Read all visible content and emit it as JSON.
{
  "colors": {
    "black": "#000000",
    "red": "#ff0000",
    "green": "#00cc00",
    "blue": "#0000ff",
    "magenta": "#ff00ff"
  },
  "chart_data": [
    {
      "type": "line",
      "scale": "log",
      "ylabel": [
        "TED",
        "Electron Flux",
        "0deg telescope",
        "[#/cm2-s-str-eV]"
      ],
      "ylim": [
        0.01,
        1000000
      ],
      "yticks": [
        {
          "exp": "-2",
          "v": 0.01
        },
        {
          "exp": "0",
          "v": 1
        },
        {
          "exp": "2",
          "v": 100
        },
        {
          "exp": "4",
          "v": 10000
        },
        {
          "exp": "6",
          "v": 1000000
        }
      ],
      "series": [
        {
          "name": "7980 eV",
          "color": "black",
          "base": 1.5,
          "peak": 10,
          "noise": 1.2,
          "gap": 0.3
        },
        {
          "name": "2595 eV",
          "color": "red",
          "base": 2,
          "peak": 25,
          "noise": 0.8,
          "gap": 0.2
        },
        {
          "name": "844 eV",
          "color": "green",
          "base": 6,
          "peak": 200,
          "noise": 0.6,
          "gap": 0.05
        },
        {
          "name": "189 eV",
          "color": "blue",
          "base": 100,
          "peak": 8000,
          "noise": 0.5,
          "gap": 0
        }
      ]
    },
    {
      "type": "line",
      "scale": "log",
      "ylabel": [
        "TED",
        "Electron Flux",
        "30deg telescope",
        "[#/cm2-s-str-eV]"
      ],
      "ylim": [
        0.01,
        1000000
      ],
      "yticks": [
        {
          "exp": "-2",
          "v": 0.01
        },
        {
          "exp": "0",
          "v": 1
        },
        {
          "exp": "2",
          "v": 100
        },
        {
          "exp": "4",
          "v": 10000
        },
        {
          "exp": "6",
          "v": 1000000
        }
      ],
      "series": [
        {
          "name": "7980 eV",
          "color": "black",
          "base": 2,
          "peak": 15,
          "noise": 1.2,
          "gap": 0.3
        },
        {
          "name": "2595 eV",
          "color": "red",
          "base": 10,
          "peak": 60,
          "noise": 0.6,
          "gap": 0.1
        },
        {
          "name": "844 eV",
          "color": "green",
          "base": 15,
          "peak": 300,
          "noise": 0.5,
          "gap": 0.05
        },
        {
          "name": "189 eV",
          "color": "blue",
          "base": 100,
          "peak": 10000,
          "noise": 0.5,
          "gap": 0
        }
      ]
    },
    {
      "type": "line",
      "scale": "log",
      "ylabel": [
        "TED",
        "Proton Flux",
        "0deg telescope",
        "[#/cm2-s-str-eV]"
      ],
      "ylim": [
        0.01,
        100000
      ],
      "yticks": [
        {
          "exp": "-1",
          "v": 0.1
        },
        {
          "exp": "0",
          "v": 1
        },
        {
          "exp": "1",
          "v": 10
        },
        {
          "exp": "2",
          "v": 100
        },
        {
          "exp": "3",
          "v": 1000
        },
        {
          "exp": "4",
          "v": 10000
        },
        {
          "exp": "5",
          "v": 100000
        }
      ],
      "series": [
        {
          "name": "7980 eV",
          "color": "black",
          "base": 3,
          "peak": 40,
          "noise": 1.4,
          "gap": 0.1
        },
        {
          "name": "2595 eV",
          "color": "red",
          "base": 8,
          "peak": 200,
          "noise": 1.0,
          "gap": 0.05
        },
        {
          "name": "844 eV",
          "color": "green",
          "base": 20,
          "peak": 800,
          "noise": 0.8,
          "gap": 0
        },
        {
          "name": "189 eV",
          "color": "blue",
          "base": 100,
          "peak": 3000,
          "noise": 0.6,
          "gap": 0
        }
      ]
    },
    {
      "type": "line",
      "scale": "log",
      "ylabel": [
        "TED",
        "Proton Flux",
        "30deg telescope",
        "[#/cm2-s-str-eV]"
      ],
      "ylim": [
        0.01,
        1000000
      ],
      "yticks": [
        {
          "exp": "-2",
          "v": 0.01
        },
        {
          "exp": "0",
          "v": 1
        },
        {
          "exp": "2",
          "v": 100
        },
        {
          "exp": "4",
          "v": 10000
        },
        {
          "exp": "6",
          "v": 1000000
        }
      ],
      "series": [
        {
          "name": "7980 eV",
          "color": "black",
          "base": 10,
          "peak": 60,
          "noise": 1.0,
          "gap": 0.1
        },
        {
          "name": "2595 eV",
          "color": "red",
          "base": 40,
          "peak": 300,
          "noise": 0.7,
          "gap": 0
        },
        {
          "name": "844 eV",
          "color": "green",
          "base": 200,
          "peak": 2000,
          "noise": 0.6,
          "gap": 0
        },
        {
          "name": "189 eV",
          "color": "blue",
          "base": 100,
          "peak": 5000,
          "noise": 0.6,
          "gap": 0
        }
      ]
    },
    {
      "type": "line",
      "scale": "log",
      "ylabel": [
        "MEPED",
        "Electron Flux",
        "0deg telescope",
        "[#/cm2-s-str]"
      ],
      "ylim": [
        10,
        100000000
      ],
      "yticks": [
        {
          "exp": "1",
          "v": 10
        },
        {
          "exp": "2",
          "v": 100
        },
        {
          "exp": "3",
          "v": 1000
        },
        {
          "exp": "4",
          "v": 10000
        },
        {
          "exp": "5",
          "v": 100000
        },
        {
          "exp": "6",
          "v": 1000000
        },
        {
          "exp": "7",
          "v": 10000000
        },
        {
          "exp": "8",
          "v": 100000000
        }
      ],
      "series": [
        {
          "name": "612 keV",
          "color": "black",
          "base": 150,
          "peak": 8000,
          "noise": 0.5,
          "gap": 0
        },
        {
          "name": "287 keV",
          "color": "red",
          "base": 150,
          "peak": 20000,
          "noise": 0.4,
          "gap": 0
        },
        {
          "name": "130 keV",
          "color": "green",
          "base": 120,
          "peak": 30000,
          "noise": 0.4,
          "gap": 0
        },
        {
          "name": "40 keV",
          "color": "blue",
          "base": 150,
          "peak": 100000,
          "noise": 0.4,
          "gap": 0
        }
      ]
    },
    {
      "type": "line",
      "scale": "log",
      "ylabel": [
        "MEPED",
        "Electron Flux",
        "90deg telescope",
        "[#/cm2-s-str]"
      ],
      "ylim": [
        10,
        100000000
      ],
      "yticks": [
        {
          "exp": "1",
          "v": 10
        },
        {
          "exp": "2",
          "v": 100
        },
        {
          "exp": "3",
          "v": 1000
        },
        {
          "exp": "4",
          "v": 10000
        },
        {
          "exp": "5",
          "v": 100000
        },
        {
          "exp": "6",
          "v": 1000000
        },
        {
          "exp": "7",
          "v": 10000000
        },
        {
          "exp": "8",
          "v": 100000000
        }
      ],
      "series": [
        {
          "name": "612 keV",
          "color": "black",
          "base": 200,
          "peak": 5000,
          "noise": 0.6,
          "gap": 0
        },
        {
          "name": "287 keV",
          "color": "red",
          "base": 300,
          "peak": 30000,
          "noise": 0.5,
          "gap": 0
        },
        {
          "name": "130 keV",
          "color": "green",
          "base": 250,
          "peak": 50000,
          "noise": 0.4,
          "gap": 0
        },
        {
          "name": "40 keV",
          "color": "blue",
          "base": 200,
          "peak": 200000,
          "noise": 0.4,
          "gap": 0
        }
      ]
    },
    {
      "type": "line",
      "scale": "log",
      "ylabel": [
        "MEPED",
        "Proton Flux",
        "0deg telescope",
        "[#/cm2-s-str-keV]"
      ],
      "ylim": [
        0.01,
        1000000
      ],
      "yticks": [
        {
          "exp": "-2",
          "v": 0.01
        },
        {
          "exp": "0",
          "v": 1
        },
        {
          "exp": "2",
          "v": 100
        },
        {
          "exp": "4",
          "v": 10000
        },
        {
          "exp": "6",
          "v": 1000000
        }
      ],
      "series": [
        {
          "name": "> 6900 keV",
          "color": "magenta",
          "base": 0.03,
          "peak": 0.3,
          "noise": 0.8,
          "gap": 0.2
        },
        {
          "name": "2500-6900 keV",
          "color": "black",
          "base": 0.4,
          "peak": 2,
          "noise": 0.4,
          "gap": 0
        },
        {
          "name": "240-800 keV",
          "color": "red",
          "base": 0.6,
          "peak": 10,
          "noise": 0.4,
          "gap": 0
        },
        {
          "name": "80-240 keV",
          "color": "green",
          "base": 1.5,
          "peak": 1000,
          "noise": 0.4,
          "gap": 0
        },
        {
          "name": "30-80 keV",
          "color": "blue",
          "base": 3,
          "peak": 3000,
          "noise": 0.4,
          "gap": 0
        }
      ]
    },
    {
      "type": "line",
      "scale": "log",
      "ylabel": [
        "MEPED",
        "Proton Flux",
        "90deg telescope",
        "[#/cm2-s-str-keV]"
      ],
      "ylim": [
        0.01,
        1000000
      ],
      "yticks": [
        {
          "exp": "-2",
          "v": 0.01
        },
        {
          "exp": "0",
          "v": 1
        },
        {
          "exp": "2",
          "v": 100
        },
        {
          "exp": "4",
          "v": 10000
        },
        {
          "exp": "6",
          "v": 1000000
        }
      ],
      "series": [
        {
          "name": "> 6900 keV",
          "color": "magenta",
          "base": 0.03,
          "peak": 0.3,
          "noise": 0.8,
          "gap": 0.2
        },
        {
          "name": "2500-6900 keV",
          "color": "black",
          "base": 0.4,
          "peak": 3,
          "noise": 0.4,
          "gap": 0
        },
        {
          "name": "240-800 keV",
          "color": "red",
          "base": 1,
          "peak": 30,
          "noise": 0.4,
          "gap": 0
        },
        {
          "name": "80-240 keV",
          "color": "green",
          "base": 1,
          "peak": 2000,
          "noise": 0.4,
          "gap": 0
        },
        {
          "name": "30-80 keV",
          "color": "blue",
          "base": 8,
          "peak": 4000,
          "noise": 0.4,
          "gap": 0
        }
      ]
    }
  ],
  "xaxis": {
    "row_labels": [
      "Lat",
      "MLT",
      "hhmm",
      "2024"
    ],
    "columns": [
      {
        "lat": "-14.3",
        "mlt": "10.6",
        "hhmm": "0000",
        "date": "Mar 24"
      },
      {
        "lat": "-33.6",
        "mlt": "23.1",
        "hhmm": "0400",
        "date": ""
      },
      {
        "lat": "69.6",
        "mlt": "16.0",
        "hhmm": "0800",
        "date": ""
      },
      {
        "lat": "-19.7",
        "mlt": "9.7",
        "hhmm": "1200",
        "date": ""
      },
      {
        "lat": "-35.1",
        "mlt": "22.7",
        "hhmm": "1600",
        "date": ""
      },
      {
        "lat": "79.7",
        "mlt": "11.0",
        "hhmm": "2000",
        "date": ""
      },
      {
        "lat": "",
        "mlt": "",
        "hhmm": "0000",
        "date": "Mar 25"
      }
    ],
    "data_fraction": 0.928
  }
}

- _EXERCISE_
In the listing above, find each line with the word "hhmm" and copy it.

- _RESULT OF THE TASK_
      "hhmm",
        "hhmm": "0000",
        "hhmm": "0400",
        "hhmm": "0800",
        "hhmm": "1200",
        "hhmm": "1600",
        "hhmm": "2000",
        "hhmm": "0000",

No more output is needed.